### Figure content listings
- - - - -
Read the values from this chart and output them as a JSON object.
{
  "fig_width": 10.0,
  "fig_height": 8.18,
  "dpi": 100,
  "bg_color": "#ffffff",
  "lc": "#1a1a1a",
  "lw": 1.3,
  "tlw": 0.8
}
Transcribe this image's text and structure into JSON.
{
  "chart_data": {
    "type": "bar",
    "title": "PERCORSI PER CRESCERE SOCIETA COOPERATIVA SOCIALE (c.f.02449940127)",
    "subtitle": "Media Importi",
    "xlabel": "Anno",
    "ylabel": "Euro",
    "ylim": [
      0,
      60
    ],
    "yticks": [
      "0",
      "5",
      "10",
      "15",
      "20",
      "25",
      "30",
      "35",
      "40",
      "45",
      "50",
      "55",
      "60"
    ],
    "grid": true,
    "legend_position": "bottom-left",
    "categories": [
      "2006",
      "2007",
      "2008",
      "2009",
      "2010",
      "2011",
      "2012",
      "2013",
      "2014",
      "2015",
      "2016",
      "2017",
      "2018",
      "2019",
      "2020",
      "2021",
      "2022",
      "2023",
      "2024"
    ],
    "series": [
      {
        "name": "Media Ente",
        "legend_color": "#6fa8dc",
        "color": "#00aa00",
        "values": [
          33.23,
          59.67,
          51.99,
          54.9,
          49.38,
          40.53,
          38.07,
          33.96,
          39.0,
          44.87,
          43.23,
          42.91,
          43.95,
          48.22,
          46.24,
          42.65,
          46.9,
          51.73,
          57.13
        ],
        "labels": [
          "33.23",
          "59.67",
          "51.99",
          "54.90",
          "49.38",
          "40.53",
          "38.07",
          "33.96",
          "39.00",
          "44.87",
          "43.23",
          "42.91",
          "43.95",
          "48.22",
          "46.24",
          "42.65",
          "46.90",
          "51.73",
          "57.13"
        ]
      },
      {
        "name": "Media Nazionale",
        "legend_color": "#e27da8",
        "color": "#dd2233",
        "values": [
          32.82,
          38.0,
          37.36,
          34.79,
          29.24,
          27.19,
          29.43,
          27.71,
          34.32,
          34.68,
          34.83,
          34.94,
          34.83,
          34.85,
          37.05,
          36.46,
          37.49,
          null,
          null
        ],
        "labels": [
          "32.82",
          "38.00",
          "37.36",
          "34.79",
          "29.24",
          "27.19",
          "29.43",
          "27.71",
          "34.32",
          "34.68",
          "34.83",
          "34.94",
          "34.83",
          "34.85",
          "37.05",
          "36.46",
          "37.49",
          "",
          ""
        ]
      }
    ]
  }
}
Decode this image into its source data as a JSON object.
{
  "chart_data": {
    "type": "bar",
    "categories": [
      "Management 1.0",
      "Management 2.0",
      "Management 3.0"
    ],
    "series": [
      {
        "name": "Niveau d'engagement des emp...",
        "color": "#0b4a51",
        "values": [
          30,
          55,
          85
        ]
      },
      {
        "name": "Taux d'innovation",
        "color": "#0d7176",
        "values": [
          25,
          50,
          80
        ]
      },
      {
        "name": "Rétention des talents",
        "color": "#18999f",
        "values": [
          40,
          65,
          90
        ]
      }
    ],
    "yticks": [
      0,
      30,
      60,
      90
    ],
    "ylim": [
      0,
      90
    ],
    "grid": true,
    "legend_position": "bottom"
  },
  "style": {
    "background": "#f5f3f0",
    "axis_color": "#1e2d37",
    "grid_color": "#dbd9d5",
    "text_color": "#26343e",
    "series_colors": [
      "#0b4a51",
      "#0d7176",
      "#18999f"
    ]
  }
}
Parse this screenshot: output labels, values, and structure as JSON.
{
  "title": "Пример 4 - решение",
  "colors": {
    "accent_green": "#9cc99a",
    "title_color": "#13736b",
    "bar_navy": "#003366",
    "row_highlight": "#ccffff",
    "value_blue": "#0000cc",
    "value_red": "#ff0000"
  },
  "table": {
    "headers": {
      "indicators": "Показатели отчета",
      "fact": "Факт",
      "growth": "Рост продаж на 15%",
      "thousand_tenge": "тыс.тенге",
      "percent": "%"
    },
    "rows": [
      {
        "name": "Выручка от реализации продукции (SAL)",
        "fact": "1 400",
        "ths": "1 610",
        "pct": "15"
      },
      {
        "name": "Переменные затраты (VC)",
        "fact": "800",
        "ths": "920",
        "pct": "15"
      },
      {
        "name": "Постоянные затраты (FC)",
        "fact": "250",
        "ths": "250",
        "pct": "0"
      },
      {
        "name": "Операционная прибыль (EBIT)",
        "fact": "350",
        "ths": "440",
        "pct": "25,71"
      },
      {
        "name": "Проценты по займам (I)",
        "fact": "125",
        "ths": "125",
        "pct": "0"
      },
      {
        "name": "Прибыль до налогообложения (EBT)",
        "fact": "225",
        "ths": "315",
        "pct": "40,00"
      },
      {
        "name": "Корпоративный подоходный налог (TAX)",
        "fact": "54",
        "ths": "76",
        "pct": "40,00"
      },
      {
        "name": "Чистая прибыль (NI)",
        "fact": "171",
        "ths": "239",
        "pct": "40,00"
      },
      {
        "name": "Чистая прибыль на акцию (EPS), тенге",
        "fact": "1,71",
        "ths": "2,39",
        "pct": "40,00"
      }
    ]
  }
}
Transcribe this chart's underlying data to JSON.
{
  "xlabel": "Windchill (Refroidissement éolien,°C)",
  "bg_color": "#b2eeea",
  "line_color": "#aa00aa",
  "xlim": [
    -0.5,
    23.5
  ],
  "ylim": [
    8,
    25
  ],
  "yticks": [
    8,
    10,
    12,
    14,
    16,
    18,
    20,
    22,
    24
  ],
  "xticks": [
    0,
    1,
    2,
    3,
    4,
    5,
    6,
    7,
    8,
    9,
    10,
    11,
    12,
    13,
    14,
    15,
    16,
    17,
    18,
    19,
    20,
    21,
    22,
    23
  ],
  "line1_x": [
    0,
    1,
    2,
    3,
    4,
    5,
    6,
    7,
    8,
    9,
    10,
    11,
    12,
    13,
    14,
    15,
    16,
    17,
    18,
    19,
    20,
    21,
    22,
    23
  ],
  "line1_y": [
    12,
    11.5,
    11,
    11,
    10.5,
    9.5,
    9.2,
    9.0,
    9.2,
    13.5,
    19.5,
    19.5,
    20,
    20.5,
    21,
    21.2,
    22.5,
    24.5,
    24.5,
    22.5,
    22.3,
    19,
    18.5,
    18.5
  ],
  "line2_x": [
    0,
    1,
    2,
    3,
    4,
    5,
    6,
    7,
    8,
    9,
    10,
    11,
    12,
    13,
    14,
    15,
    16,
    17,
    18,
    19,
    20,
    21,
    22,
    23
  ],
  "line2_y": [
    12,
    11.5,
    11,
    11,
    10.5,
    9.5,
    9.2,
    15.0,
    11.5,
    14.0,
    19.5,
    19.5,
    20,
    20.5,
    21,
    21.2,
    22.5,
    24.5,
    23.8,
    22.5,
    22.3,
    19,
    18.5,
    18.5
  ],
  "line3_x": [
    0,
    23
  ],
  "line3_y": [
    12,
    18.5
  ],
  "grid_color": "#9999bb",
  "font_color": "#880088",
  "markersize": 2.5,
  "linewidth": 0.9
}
- - - - -
### DIRECTIONS
Output the listing above exactly as it appears.

### ANSWER
Read the values from this chart and output them as a JSON object.
{
  "fig_width": 10.0,
  "fig_height": 8.18,
  "dpi": 100,
  "bg_color": "#ffffff",
  "lc": "#1a1a1a",
  "lw": 1.3,
  "tlw": 0.8
}
Transcribe this image's text and structure into JSON.
{
  "chart_data": {
    "type": "bar",
    "title": "PERCORSI PER CRESCERE SOCIETA COOPERATIVA SOCIALE (c.f.02449940127)",
    "subtitle": "Media Importi",
    "xlabel": "Anno",
    "ylabel": "Euro",
    "ylim": [
      0,
      60
    ],
    "yticks": [
      "0",
      "5",
      "10",
      "15",
      "20",
      "25",
      "30",
      "35",
      "40",
      "45",
      "50",
      "55",
      "60"
    ],
    "grid": true,
    "legend_position": "bottom-left",
    "categories": [
      "2006",
      "2007",
      "2008",
      "2009",
      "2010",
      "2011",
      "2012",
      "2013",
      "2014",
      "2015",
      "2016",
      "2017",
      "2018",
      "2019",
      "2020",
      "2021",
      "2022",
      "2023",
      "2024"
    ],
    "series": [
      {
        "name": "Media Ente",
        "legend_color": "#6fa8dc",
        "color": "#00aa00",
        "values": [
          33.23,
          59.67,
          51.99,
          54.9,
          49.38,
          40.53,
          38.07,
          33.96,
          39.0,
          44.87,
          43.23,
          42.91,
          43.95,
          48.22,
          46.24,
          42.65,
          46.9,
          51.73,
          57.13
        ],
        "labels": [
          "33.23",
          "59.67",
          "51.99",
          "54.90",
          "49.38",
          "40.53",
          "38.07",
          "33.96",
          "39.00",
          "44.87",
          "43.23",
          "42.91",
          "43.95",
          "48.22",
          "46.24",
          "42.65",
          "46.90",
          "51.73",
          "57.13"
        ]
      },
      {
        "name": "Media Nazionale",
        "legend_color": "#e27da8",
        "color": "#dd2233",
        "values": [
          32.82,
          38.0,
          37.36,
          34.79,
          29.24,
          27.19,
          29.43,
          27.71,
          34.32,
          34.68,
          34.83,
          34.94,
          34.83,
          34.85,
          37.05,
          36.46,
          37.49,
          null,
          null
        ],
        "labels": [
          "32.82",
          "38.00",
          "37.36",
          "34.79",
          "29.24",
          "27.19",
          "29.43",
          "27.71",
          "34.32",
          "34.68",
          "34.83",
          "34.94",
          "34.83",
          "34.85",
          "37.05",
          "36.46",
          "37.49",
          "",
          ""
        ]
      }
    ]
  }
}
Decode this image into its source data as a JSON object.
{
  "chart_data": {
    "type": "bar",
    "categories": [
      "Management 1.0",
      "Management 2.0",
      "Management 3.0"
    ],
    "series": [
      {
        "name": "Niveau d'engagement des emp...",
        "color": "#0b4a51",
        "values": [
          30,
          55,
          85
        ]
      },
      {
        "name": "Taux d'innovation",
        "color": "#0d7176",
        "values": [
          25,
          50,
          80
        ]
      },
      {
        "name": "Rétention des talents",
        "color": "#18999f",
        "values": [
          40,
          65,
          90
        ]
      }
    ],
    "yticks": [
      0,
      30,
      60,
      90
    ],
    "ylim": [
      0,
      90
    ],
    "grid": true,
    "legend_position": "bottom"
  },
  "style": {
    "background": "#f5f3f0",
    "axis_color": "#1e2d37",
    "grid_color": "#dbd9d5",
    "text_color": "#26343e",
    "series_colors": [
      "#0b4a51",
      "#0d7176",
      "#18999f"
    ]
  }
}
Parse this screenshot: output labels, values, and structure as JSON.
{
  "title": "Пример 4 - решение",
  "colors": {
    "accent_green": "#9cc99a",
    "title_color": "#13736b",
    "bar_navy": "#003366",
    "row_highlight": "#ccffff",
    "value_blue": "#0000cc",
    "value_red": "#ff0000"
  },
  "table": {
    "headers": {
      "indicators": "Показатели отчета",
      "fact": "Факт",
      "growth": "Рост продаж на 15%",
      "thousand_tenge": "тыс.тенге",
      "percent": "%"
    },
    "rows": [
      {
        "name": "Выручка от реализации продукции (SAL)",
        "fact": "1 400",
        "ths": "1 610",
        "pct": "15"
      },
      {
        "name": "Переменные затраты (VC)",
        "fact": "800",
        "ths": "920",
        "pct": "15"
      },
      {
        "name": "Постоянные затраты (FC)",
        "fact": "250",
        "ths": "250",
        "pct": "0"
      },
      {
        "name": "Операционная прибыль (EBIT)",
        "fact": "350",
        "ths": "440",
        "pct": "25,71"
      },
      {
        "name": "Проценты по займам (I)",
        "fact": "125",
        "ths": "125",
        "pct": "0"
      },
      {
        "name": "Прибыль до налогообложения (EBT)",
        "fact": "225",
        "ths": "315",
        "pct": "40,00"
      },
      {
        "name": "Корпоративный подоходный налог (TAX)",
        "fact": "54",
        "ths": "76",
        "pct": "40,00"
      },
      {
        "name": "Чистая прибыль (NI)",
        "fact": "171",
        "ths": "239",
        "pct": "40,00"
      },
      {
        "name": "Чистая прибыль на акцию (EPS), тенге",
        "fact": "1,71",
        "ths": "2,39",
        "pct": "40,00"
      }
    ]
  }
}
Transcribe this chart's underlying data to JSON.
{
  "xlabel": "Windchill (Refroidissement éolien,°C)",
  "bg_color": "#b2eeea",
  "line_color": "#aa00aa",
  "xlim": [
    -0.5,
    23.5
  ],
  "ylim": [
    8,
    25
  ],
  "yticks": [
    8,
    10,
    12,
    14,
    16,
    18,
    20,
    22,
    24
  ],
  "xticks": [
    0,
    1,
    2,
    3,
    4,
    5,
    6,
    7,
    8,
    9,
    10,
    11,
    12,
    13,
    14,
    15,
    16,
    17,
    18,
    19,
    20,
    21,
    22,
    23
  ],
  "line1_x": [
    0,
    1,
    2,
    3,
    4,
    5,
    6,
    7,
    8,
    9,
    10,
    11,
    12,
    13,
    14,
    15,
    16,
    17,
    18,
    19,
    20,
    21,
    22,
    23
  ],
  "line1_y": [
    12,
    11.5,
    11,
    11,
    10.5,
    9.5,
    9.2,
    9.0,
    9.2,
    13.5,
    19.5,
    19.5,
    20,
    20.5,
    21,
    21.2,
    22.5,
    24.5,
    24.5,
    22.5,
    22.3,
    19,
    18.5,
    18.5
  ],
  "line2_x": [
    0,
    1,
    2,
    3,
    4,
    5,
    6,
    7,
    8,
    9,
    10,
    11,
    12,
    13,
    14,
    15,
    16,
    17,
    18,
    19,
    20,
    21,
    22,
    23
  ],
  "line2_y": [
    12,
    11.5,
    11,
    11,
    10.5,
    9.5,
    9.2,
    15.0,
    11.5,
    14.0,
    19.5,
    19.5,
    20,
    20.5,
    21,
    21.2,
    22.5,
    24.5,
    23.8,
    22.5,
    22.3,
    19,
    18.5,
    18.5
  ],
  "line3_x": [
    0,
    23
  ],
  "line3_y": [
    12,
    18.5
  ],
  "grid_color": "#9999bb",
  "font_color": "#880088",
  "markersize": 2.5,
  "linewidth": 0.9
}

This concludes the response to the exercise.